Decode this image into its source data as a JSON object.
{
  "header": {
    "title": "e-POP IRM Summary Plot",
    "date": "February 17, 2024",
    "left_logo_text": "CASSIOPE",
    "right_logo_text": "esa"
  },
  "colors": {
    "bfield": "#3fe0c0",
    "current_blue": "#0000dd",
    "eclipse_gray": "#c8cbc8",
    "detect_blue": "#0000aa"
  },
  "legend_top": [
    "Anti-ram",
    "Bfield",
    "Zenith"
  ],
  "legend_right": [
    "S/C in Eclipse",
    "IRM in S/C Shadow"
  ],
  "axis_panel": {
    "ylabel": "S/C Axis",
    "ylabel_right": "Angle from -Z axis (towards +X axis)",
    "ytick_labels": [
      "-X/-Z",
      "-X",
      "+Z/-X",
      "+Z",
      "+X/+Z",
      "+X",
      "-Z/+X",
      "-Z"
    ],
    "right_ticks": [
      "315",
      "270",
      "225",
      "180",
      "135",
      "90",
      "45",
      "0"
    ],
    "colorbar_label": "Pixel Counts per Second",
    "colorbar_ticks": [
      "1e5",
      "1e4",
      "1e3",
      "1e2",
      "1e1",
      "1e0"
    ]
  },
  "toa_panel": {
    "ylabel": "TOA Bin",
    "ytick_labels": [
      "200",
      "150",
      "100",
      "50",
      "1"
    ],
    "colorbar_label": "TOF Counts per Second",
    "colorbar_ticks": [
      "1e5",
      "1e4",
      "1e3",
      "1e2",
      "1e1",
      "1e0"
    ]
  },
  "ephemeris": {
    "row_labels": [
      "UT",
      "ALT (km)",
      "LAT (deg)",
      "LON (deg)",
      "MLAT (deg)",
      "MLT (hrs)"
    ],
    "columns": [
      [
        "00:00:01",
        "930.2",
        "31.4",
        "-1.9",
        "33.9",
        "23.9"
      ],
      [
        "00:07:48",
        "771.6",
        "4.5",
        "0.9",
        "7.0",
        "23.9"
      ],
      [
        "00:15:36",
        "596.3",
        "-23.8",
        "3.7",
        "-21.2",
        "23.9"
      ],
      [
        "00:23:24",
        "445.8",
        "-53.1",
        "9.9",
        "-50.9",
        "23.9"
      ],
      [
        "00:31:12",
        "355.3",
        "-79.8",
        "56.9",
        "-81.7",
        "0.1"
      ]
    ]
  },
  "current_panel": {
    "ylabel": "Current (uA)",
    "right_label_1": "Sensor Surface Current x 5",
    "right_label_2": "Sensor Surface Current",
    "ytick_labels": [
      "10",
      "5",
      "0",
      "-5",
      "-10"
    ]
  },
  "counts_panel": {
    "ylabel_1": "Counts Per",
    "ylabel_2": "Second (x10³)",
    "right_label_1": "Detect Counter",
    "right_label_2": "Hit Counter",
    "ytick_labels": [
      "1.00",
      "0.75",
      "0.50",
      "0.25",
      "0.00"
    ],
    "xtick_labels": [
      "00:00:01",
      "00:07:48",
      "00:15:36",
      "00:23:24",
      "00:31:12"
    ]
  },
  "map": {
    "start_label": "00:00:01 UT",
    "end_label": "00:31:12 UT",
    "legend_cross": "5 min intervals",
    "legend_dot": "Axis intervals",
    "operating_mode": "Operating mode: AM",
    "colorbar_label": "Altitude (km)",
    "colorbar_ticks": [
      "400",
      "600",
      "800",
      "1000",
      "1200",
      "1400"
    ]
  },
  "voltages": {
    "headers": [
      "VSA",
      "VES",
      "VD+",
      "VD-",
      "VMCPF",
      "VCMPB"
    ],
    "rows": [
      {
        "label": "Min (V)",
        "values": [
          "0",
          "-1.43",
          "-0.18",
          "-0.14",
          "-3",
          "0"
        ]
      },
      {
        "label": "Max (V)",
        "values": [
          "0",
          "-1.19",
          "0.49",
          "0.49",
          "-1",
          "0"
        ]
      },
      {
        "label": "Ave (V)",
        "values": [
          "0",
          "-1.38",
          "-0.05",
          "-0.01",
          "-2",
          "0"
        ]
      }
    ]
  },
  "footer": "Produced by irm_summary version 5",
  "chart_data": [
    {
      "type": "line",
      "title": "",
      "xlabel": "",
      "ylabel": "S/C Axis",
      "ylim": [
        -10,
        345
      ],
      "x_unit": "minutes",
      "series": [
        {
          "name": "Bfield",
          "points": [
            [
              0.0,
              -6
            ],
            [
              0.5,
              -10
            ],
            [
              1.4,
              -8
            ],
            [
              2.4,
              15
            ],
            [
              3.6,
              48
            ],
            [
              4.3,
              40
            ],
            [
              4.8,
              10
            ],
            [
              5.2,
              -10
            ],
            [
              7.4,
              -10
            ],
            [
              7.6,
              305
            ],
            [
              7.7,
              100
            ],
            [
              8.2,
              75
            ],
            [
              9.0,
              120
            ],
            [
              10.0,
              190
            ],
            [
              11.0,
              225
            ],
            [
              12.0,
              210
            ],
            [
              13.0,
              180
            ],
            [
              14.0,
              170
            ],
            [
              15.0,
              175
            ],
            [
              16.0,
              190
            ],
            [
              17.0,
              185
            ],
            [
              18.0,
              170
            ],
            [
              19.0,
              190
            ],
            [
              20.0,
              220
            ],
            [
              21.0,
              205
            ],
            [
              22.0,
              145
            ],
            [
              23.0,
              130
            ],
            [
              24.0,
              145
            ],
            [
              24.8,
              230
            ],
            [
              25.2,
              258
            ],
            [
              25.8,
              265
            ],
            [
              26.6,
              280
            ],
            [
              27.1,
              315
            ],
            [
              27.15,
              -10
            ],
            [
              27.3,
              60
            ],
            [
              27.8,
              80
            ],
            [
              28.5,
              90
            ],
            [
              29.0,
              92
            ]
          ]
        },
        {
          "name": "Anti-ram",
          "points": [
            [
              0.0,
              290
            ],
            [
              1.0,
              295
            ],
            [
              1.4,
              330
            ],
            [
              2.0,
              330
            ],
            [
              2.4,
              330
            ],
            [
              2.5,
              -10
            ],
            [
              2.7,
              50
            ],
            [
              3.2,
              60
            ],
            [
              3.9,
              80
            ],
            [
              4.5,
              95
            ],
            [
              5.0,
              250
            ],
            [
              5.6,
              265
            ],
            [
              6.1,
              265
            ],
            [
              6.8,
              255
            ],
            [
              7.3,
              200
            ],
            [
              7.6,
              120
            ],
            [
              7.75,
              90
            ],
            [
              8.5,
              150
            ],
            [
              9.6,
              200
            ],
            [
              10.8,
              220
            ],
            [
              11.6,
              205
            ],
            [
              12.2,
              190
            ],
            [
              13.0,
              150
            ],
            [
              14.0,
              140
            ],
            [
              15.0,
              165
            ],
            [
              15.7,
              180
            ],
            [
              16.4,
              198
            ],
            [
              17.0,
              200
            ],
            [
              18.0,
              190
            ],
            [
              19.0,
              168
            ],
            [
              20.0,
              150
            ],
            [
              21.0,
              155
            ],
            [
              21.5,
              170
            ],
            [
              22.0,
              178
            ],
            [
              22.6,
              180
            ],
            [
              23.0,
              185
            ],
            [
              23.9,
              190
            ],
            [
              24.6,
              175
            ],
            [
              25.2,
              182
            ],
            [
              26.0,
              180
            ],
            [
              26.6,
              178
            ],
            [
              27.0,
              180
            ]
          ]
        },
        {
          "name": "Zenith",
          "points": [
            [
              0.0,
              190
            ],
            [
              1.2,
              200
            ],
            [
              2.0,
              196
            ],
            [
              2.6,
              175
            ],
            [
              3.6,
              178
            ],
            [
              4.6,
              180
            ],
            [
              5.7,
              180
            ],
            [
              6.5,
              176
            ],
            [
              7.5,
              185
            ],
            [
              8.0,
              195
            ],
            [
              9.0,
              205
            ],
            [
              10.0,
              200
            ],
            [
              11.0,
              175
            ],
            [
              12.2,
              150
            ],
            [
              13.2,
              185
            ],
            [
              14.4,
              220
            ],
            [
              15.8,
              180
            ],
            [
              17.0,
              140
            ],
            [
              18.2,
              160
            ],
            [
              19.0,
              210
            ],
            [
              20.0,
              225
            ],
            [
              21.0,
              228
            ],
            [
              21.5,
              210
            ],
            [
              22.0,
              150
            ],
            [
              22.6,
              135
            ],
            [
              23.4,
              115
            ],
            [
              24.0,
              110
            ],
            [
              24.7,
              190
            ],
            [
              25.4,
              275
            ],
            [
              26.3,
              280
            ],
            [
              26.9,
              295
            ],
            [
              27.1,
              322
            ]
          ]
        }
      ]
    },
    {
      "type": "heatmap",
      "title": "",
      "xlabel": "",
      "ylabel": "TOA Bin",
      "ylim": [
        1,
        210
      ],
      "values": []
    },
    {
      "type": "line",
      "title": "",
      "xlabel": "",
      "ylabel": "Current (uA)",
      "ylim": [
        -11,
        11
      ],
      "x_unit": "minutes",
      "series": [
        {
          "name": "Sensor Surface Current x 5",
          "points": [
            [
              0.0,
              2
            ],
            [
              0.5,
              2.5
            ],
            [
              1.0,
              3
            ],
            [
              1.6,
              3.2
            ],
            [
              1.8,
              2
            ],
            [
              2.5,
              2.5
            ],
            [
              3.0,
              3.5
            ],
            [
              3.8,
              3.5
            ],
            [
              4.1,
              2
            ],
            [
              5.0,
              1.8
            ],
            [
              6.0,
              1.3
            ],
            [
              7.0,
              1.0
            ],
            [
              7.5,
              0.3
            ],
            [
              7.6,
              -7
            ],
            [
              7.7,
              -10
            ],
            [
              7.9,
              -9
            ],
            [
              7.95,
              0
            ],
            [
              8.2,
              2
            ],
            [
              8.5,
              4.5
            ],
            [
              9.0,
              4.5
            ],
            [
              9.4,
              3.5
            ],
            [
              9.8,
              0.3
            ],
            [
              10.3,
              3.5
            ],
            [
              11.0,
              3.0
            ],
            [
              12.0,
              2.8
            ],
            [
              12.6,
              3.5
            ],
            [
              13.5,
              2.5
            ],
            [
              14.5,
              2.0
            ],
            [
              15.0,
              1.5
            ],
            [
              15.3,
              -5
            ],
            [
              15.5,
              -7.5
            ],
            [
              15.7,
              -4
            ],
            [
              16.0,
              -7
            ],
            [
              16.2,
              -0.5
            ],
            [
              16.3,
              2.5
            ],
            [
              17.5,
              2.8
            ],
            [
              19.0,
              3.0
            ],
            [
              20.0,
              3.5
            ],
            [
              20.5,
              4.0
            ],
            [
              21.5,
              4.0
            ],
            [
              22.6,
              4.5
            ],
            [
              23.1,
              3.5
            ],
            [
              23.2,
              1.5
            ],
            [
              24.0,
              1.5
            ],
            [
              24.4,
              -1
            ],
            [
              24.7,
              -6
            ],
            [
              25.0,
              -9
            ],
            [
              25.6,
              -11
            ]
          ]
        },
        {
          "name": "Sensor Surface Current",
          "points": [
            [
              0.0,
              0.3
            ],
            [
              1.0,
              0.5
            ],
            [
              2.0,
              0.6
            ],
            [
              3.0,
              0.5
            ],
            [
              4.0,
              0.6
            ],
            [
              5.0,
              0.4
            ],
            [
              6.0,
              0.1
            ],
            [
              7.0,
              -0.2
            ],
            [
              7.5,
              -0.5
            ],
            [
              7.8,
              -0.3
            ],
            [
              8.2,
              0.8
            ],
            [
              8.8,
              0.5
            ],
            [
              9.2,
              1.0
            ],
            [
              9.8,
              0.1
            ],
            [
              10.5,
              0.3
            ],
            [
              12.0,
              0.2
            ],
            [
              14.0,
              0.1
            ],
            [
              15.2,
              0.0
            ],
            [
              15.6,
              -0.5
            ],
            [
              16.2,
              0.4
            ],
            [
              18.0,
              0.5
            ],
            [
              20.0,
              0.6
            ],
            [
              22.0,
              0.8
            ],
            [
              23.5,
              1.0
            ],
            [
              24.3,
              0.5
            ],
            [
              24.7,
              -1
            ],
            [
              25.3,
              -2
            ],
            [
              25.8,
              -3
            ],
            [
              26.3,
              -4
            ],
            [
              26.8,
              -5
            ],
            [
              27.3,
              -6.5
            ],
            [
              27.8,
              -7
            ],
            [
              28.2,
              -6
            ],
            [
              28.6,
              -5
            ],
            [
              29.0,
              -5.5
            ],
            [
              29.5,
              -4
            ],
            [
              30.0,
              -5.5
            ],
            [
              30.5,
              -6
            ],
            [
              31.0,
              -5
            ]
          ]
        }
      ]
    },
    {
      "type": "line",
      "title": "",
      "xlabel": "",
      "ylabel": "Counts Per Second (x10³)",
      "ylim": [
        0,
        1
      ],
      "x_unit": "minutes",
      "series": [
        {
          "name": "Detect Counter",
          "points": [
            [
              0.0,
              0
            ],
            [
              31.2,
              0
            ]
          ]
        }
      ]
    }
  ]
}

Written problem >> In the entries above, locate every line with the word "Second" and copy it.

Result for this task >>
    "colorbar_label": "Pixel Counts per Second",
    "colorbar_label": "TOF Counts per Second",
    "ylabel_2": "Second (x10³)",
      "ylabel": "Counts Per Second (x10³)",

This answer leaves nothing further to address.